=== INPUT MATERIAL ===

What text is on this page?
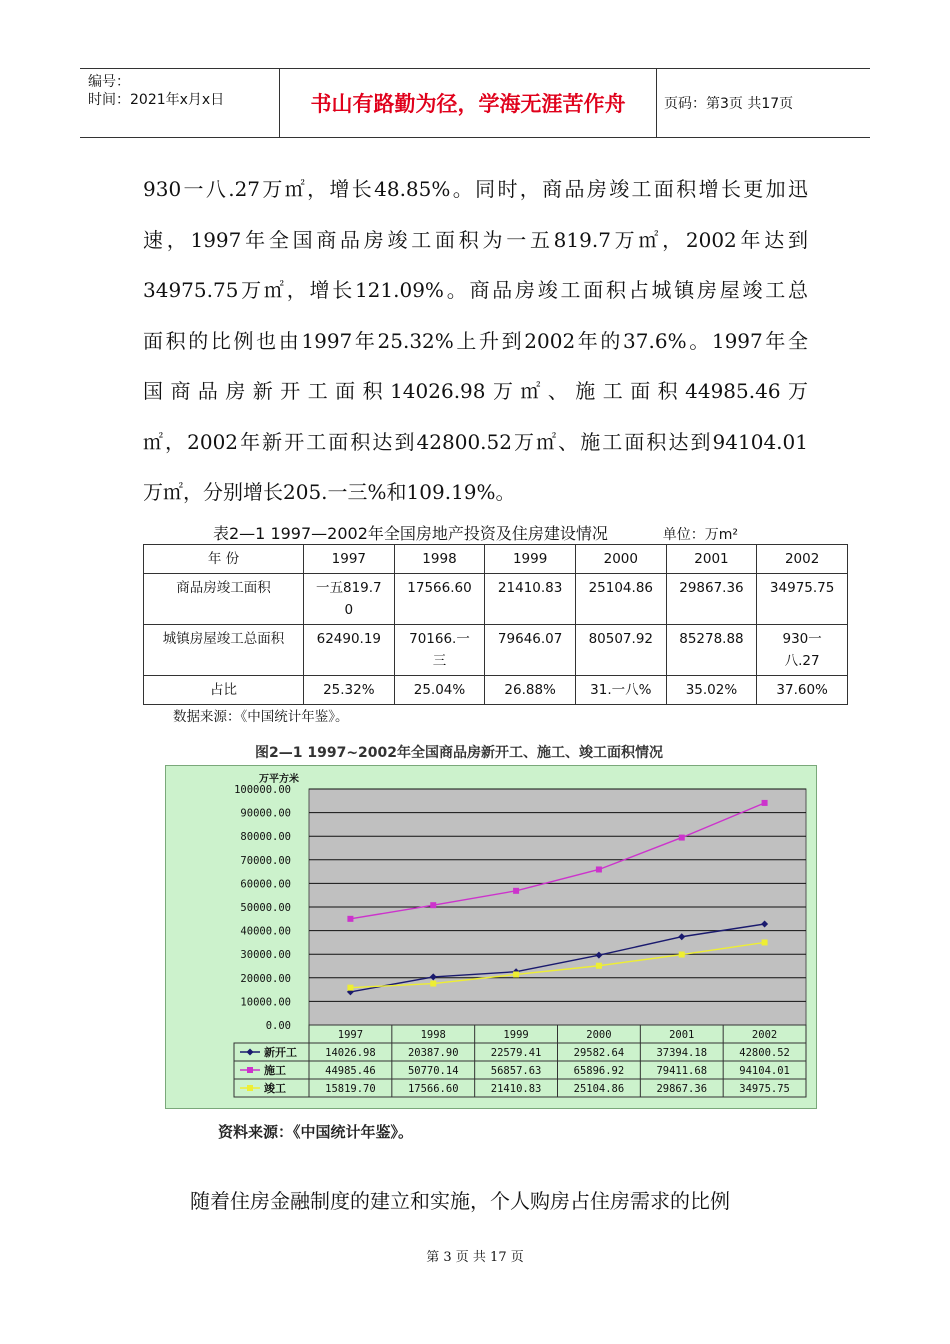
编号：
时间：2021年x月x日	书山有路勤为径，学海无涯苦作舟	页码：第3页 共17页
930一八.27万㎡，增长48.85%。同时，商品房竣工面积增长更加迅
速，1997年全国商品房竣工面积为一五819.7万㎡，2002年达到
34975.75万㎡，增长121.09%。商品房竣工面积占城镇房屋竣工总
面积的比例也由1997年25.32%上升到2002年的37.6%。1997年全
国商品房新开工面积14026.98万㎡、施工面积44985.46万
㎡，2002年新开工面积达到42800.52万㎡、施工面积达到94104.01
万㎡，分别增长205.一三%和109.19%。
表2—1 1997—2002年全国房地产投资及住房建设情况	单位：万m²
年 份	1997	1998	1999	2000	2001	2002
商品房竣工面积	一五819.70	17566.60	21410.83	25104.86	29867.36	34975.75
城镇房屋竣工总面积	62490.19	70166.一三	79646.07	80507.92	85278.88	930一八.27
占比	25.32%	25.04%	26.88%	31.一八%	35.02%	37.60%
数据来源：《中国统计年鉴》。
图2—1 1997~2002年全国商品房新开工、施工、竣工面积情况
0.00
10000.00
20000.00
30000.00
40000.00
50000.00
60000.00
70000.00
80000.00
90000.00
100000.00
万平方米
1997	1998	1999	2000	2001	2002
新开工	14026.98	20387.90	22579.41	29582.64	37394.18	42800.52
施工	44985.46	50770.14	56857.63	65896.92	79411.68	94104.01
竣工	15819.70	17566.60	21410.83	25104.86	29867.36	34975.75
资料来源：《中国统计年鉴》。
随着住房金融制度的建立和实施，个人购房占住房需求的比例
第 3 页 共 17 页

===

- **PROBLEM STATEMENT**: From the listing above, print every entry precisely and drop the pictures.

- **RESULT**:
What text is on this page?
编号：
时间：2021年x月x日	书山有路勤为径，学海无涯苦作舟	页码：第3页 共17页
930一八.27万㎡，增长48.85%。同时，商品房竣工面积增长更加迅
速，1997年全国商品房竣工面积为一五819.7万㎡，2002年达到
34975.75万㎡，增长121.09%。商品房竣工面积占城镇房屋竣工总
面积的比例也由1997年25.32%上升到2002年的37.6%。1997年全
国商品房新开工面积14026.98万㎡、施工面积44985.46万
㎡，2002年新开工面积达到42800.52万㎡、施工面积达到94104.01
万㎡，分别增长205.一三%和109.19%。
表2—1 1997—2002年全国房地产投资及住房建设情况	单位：万m²
年 份	1997	1998	1999	2000	2001	2002
商品房竣工面积	一五819.70	17566.60	21410.83	25104.86	29867.36	34975.75
城镇房屋竣工总面积	62490.19	70166.一三	79646.07	80507.92	85278.88	930一八.27
占比	25.32%	25.04%	26.88%	31.一八%	35.02%	37.60%
数据来源：《中国统计年鉴》。
图2—1 1997~2002年全国商品房新开工、施工、竣工面积情况
0.00
10000.00
20000.00
30000.00
40000.00
50000.00
60000.00
70000.00
80000.00
90000.00
100000.00
万平方米
1997	1998	1999	2000	2001	2002
新开工	14026.98	20387.90	22579.41	29582.64	37394.18	42800.52
施工	44985.46	50770.14	56857.63	65896.92	79411.68	94104.01
竣工	15819.70	17566.60	21410.83	25104.86	29867.36	34975.75
资料来源：《中国统计年鉴》。
随着住房金融制度的建立和实施，个人购房占住房需求的比例
第 3 页 共 17 页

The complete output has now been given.